:: Data supplied
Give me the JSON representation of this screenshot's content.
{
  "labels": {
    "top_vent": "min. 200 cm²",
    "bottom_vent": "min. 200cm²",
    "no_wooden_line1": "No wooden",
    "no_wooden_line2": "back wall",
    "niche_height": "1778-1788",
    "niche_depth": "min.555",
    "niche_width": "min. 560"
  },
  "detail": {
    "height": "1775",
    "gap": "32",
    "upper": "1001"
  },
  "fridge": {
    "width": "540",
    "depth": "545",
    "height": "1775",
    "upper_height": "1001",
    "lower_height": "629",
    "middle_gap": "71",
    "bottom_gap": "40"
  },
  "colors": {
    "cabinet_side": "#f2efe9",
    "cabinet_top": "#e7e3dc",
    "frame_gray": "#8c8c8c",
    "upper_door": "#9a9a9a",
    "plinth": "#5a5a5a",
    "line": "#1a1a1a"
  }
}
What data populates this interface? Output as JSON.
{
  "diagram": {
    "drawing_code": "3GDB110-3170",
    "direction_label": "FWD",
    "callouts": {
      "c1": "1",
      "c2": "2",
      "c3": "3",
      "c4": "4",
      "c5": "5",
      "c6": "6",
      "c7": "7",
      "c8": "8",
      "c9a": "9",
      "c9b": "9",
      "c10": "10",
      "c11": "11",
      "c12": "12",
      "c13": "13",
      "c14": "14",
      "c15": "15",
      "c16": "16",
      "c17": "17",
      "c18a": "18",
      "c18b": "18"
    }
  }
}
::::
:: Data supplied
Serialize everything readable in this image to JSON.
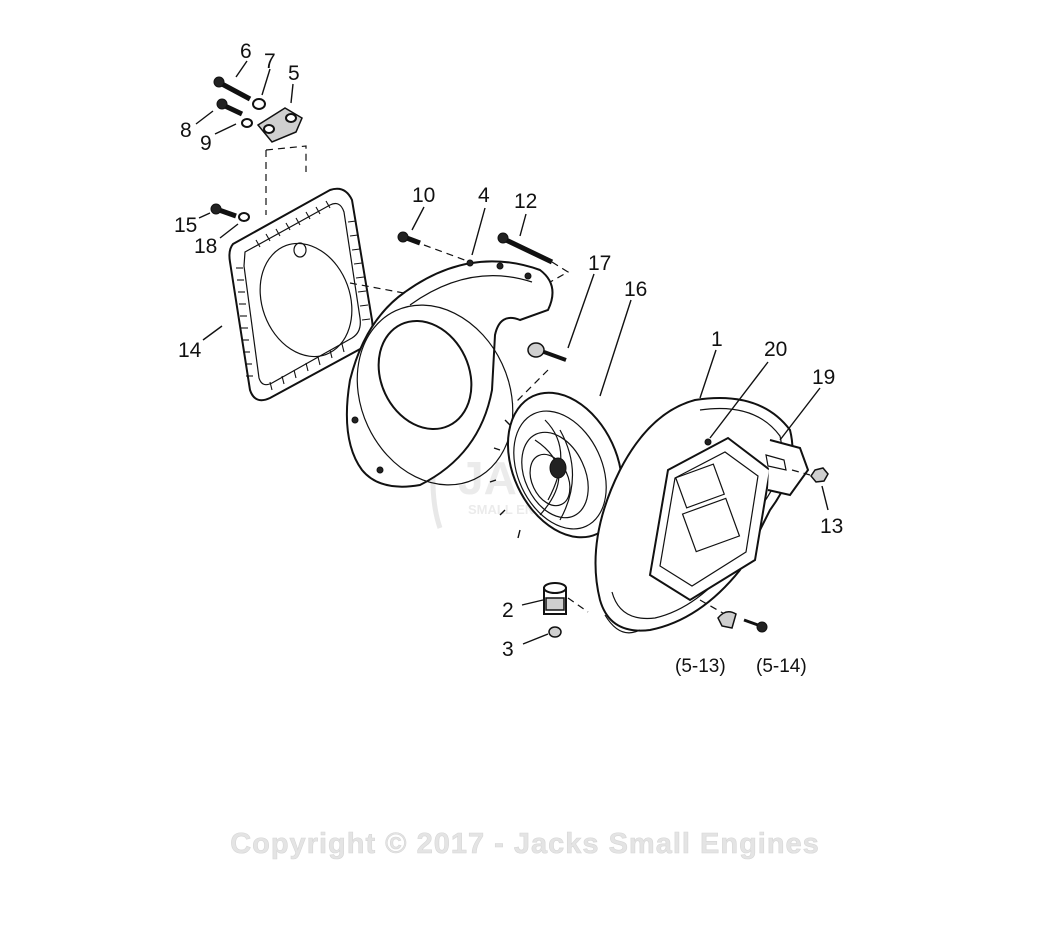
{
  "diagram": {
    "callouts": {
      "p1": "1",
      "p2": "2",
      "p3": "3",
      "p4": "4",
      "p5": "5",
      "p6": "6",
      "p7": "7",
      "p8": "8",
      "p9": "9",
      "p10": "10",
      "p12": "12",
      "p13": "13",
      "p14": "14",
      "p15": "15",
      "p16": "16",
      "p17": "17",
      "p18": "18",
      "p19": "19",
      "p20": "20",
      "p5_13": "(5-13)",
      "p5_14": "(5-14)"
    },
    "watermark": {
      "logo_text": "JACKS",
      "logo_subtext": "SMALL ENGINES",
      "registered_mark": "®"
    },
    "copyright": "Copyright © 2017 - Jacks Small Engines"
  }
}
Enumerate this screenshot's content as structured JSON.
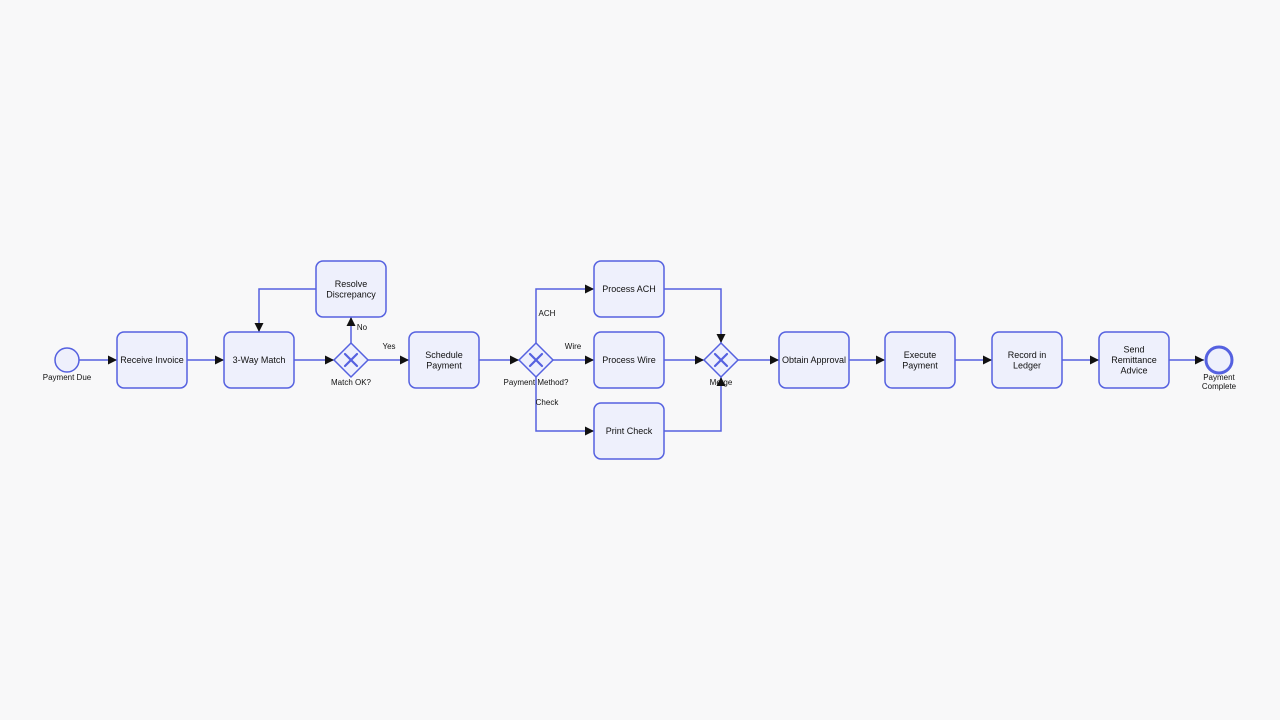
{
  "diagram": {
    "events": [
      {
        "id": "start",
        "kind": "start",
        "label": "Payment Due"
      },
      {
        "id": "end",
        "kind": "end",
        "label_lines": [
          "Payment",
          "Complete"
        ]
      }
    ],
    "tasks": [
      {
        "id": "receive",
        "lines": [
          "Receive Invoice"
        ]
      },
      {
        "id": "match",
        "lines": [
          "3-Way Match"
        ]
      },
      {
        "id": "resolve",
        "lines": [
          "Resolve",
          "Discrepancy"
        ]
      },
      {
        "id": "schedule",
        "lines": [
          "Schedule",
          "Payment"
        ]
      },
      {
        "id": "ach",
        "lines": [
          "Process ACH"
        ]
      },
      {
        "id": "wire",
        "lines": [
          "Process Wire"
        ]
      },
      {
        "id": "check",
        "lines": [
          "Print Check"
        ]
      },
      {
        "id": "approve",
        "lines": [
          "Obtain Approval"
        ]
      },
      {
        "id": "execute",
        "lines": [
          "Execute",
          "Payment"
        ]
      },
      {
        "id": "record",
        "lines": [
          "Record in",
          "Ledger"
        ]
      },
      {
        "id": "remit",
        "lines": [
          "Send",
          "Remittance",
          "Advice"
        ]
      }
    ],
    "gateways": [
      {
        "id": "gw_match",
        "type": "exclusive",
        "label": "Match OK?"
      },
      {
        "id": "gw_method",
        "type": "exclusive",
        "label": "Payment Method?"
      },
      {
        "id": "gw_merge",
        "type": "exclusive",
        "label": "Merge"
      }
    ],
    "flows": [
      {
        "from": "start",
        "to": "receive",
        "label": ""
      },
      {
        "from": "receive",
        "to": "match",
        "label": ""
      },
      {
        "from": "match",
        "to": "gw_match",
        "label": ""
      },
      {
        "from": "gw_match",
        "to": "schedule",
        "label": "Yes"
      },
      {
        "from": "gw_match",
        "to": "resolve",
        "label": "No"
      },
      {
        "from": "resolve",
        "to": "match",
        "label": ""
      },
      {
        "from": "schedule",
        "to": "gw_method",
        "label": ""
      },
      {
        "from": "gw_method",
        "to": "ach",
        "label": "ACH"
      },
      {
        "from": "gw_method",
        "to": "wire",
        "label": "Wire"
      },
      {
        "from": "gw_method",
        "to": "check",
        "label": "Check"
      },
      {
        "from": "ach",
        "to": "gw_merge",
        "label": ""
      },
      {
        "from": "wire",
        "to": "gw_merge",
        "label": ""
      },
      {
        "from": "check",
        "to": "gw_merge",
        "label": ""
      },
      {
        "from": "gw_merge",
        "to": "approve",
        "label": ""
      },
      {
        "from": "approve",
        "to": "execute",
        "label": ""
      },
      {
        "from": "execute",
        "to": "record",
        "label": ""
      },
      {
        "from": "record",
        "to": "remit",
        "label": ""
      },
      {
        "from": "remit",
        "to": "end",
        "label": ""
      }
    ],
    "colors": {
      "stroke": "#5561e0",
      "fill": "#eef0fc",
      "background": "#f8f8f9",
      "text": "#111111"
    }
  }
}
::::
> _Exercise goal_:
Write out every line from the entries where "screenshot" appears.

> _Final result_:
Give me the JSON representation of this screenshot's content.
Enumerate this screenshot's content as structured JSON.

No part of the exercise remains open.